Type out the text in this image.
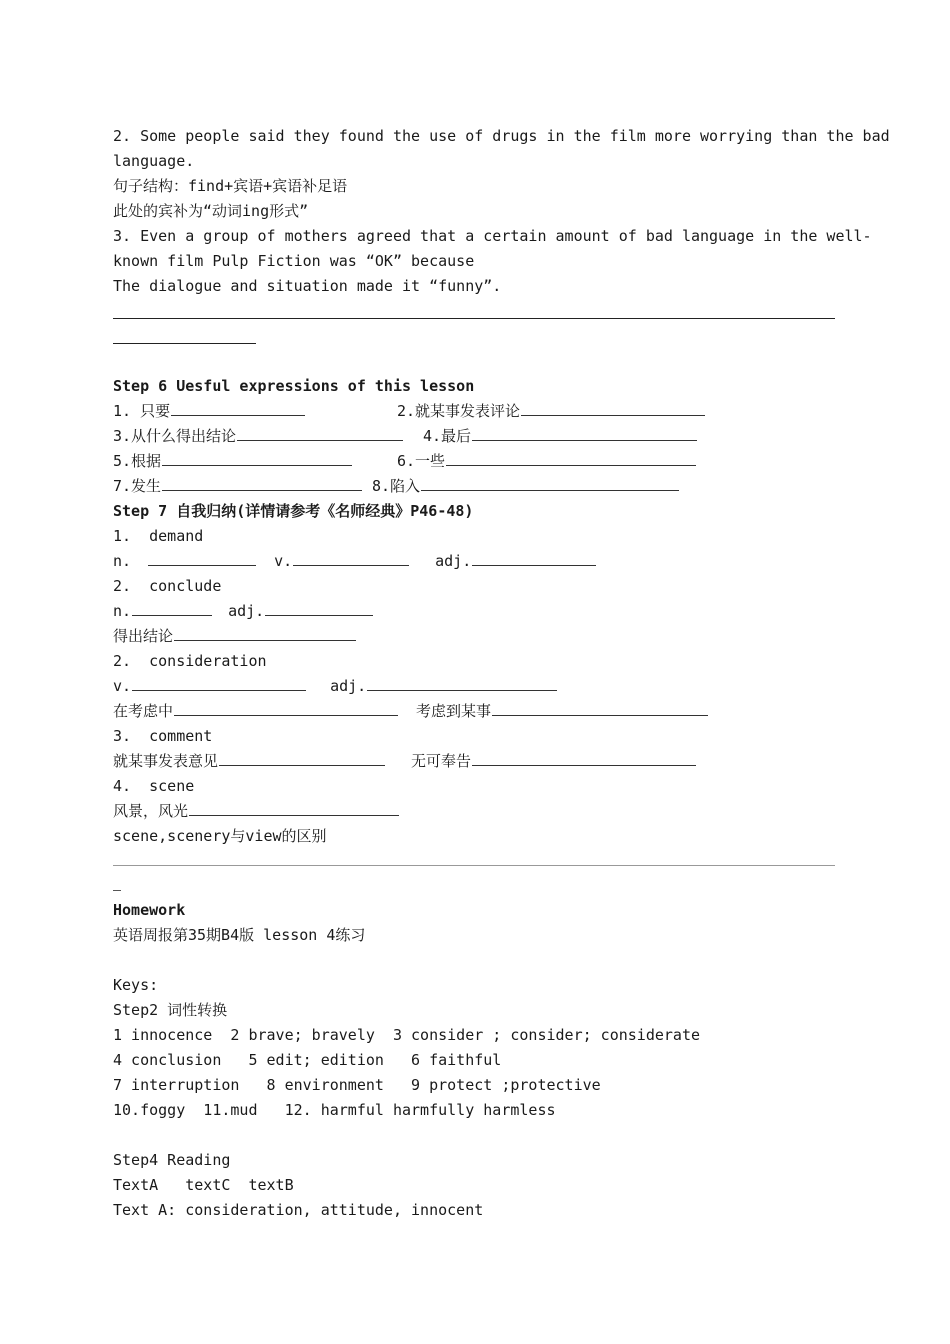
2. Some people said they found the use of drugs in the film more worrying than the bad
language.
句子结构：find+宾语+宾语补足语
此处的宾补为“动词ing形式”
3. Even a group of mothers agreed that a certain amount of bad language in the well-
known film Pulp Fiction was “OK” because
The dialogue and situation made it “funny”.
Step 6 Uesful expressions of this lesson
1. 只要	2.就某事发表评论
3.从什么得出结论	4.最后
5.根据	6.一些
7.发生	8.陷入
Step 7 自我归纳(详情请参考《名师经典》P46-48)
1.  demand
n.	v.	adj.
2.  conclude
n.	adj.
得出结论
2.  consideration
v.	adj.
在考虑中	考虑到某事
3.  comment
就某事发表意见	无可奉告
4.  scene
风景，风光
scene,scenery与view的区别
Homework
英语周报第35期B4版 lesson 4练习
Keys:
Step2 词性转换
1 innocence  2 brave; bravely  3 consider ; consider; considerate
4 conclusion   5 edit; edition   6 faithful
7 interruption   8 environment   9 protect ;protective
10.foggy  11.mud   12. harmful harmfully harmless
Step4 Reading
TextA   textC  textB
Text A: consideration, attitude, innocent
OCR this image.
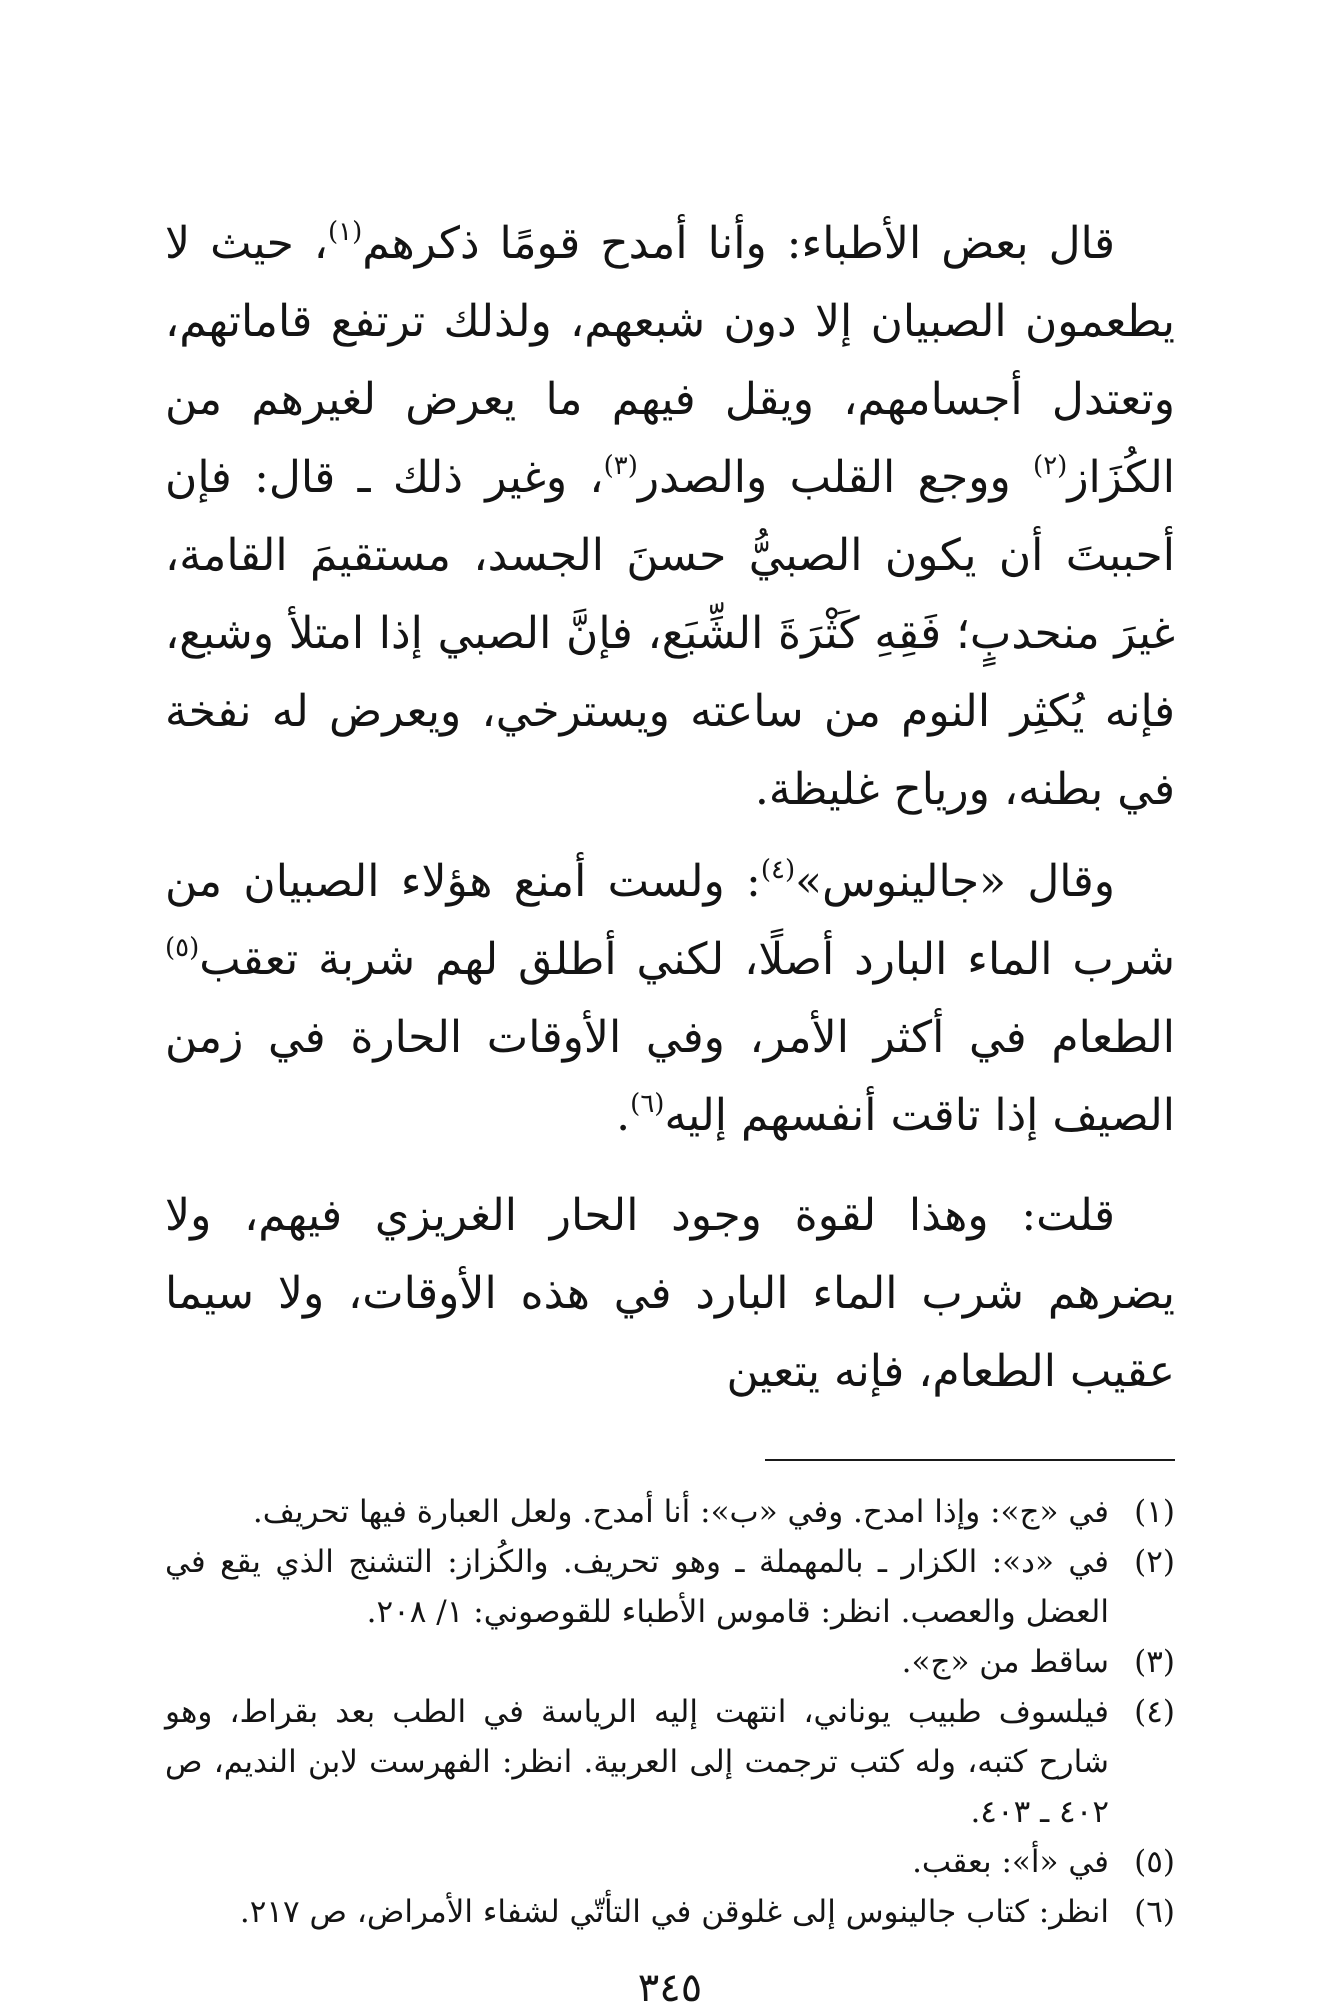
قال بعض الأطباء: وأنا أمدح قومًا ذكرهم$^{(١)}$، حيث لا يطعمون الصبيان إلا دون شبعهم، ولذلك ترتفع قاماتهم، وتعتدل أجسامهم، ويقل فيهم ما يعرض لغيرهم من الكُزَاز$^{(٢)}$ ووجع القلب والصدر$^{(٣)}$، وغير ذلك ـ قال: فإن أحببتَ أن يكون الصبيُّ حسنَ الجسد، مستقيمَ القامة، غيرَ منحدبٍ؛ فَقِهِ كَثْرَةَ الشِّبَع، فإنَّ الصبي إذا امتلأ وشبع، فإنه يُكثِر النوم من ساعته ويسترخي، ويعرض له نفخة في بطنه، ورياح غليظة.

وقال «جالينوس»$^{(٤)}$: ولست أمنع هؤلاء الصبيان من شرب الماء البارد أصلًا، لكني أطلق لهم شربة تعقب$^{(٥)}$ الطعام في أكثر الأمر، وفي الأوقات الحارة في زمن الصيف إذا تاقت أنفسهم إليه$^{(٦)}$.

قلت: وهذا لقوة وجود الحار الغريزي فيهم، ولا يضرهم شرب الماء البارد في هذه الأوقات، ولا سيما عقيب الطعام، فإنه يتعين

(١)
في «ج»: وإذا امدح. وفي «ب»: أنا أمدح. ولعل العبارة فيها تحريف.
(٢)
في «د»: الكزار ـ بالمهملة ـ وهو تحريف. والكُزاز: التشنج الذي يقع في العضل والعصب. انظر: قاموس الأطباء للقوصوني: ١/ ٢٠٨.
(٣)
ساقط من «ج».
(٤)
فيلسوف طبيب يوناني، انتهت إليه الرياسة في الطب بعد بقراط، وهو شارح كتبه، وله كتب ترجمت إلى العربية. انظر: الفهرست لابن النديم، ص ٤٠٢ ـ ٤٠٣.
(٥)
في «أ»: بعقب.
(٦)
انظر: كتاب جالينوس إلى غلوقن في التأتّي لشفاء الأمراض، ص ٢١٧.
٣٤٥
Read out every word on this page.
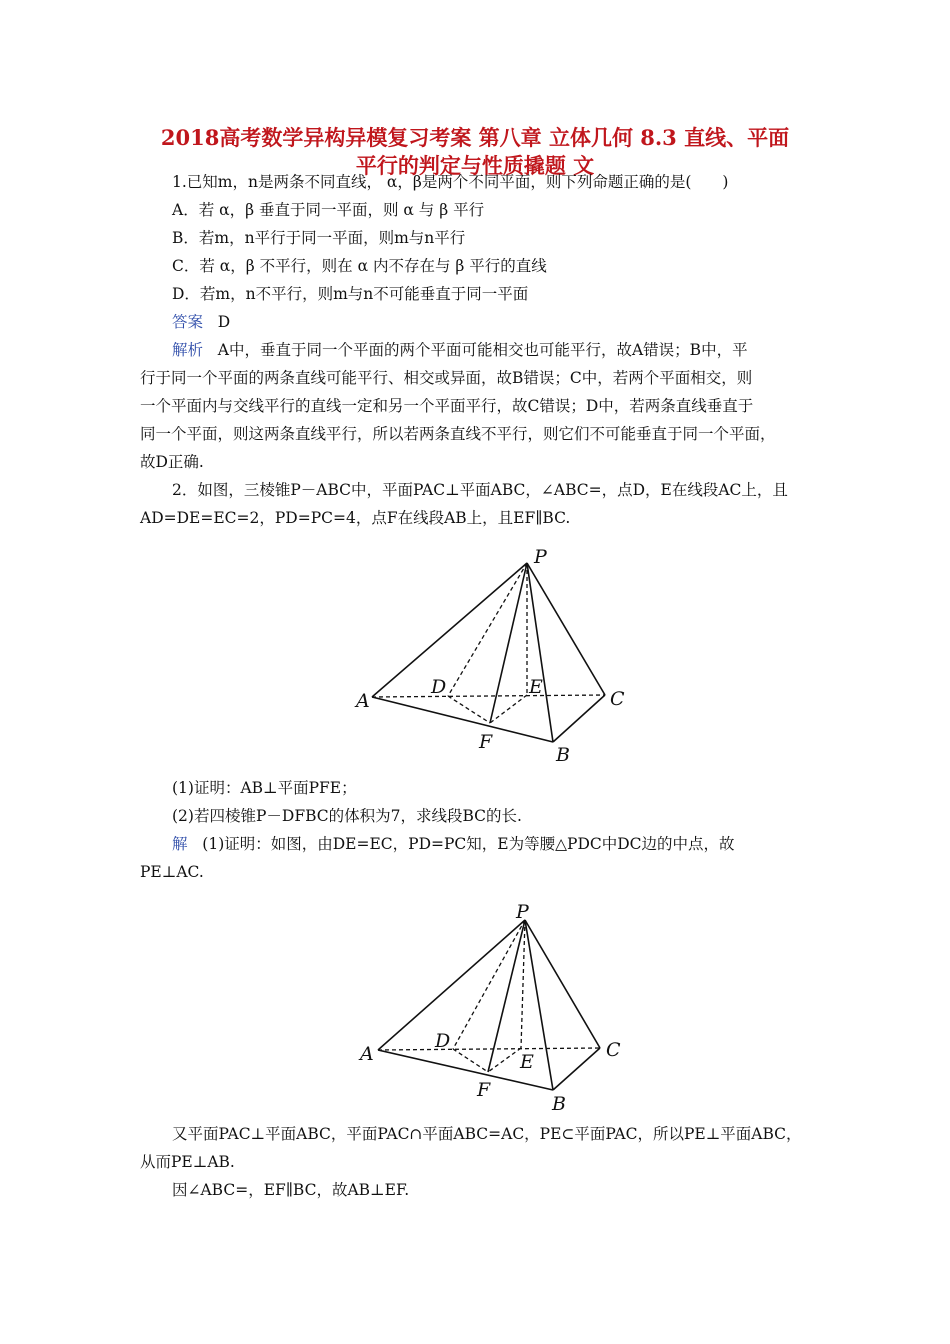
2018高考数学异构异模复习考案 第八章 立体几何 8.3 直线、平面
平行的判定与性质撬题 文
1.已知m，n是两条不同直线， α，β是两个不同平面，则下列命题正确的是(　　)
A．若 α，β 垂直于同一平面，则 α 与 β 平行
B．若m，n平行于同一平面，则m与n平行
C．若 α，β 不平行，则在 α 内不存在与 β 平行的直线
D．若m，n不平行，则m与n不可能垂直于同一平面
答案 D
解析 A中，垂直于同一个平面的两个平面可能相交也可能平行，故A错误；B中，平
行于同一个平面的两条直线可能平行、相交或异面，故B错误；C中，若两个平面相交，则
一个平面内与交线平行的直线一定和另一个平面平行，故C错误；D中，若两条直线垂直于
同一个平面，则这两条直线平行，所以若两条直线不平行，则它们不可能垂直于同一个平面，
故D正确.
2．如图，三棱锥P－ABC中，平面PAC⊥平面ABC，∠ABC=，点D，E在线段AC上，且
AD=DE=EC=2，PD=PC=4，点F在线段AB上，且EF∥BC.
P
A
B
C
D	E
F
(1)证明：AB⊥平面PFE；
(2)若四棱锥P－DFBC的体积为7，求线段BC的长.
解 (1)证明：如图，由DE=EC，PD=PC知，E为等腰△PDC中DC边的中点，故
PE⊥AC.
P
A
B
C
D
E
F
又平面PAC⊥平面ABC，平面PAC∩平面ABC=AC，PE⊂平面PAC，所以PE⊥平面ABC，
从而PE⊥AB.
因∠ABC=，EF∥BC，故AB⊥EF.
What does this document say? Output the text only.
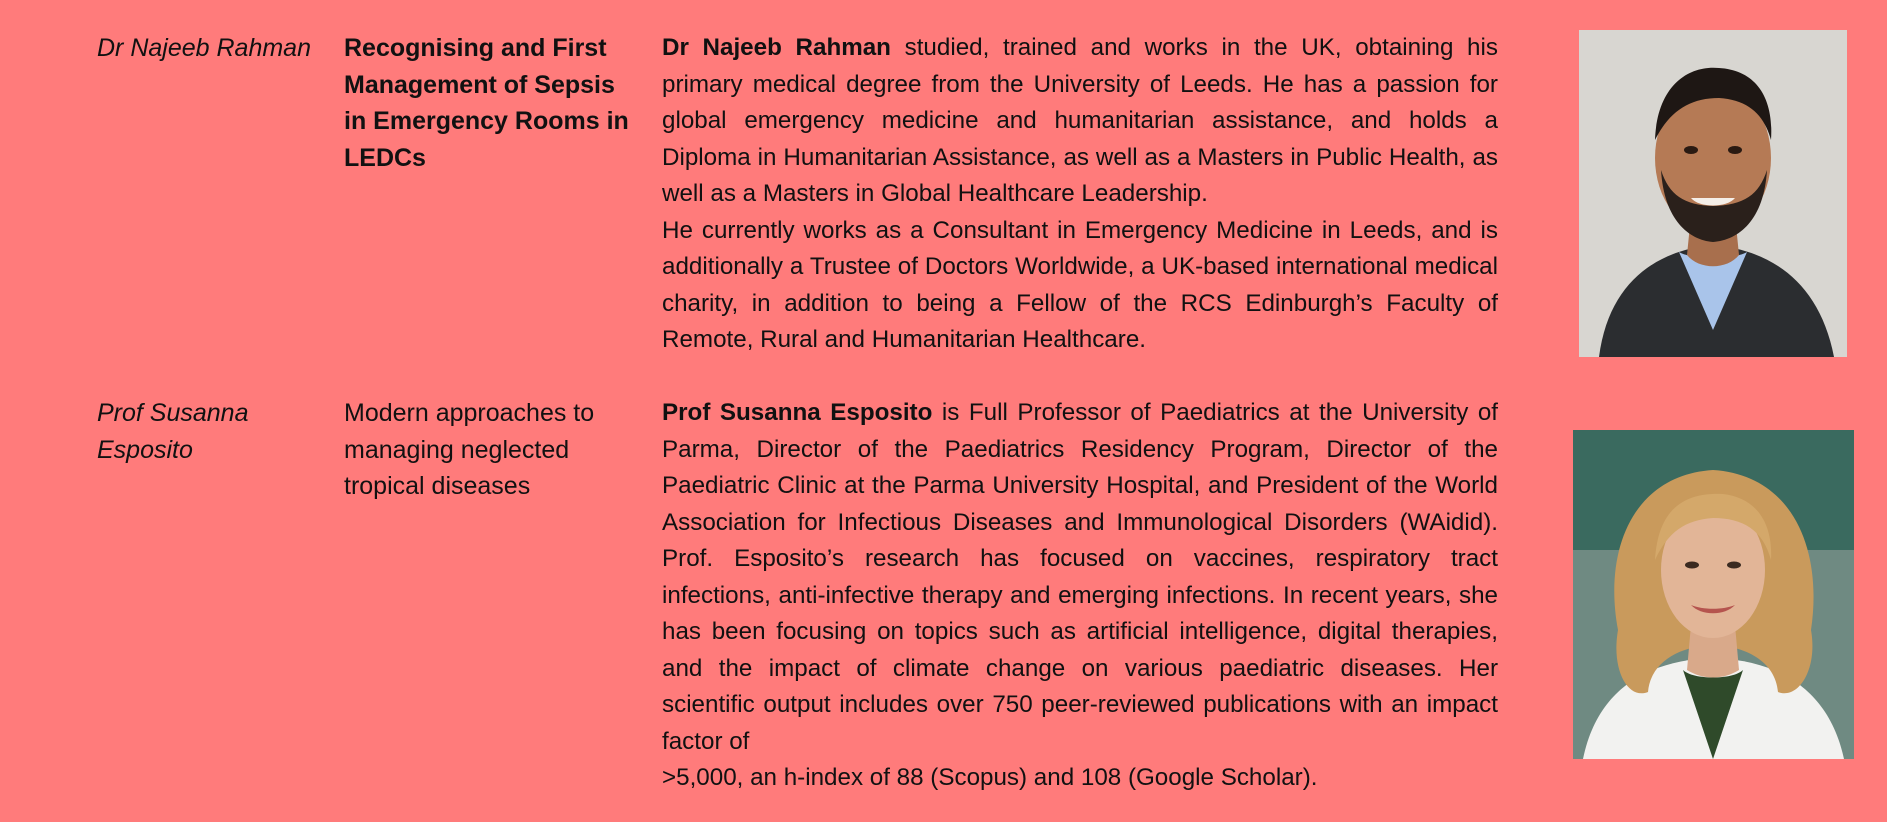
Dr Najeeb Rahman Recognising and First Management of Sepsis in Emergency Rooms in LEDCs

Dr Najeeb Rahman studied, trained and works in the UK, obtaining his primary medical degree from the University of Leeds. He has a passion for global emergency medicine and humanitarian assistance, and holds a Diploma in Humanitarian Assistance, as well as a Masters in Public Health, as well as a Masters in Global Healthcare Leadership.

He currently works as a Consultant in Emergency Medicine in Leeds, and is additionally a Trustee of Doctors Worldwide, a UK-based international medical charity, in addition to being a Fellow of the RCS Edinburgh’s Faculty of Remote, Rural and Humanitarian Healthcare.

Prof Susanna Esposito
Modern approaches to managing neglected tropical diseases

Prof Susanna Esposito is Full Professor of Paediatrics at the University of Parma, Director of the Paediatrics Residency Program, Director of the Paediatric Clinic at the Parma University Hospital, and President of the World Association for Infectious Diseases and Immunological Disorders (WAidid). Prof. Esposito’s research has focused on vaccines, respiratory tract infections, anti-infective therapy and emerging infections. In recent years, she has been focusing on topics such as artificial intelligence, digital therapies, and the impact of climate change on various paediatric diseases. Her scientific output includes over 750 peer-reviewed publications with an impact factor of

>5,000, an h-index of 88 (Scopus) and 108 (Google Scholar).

# # # # # # #

Aim of the task: Copy out each line of the entries that holds "جالينوس".

Answer for the task:
وقال «جالينوس»$^{(٤)}$: ولست أمنع هؤلاء الصبيان من شرب الماء البارد أصلًا، لكني أطلق لهم شربة تعقب$^{(٥)}$ الطعام في أكثر الأمر، وفي الأوقات الحارة في زمن الصيف إذا تاقت أنفسهم إليه$^{(٦)}$.
انظر: كتاب جالينوس إلى غلوقن في التأتّي لشفاء الأمراض، ص ٢١٧.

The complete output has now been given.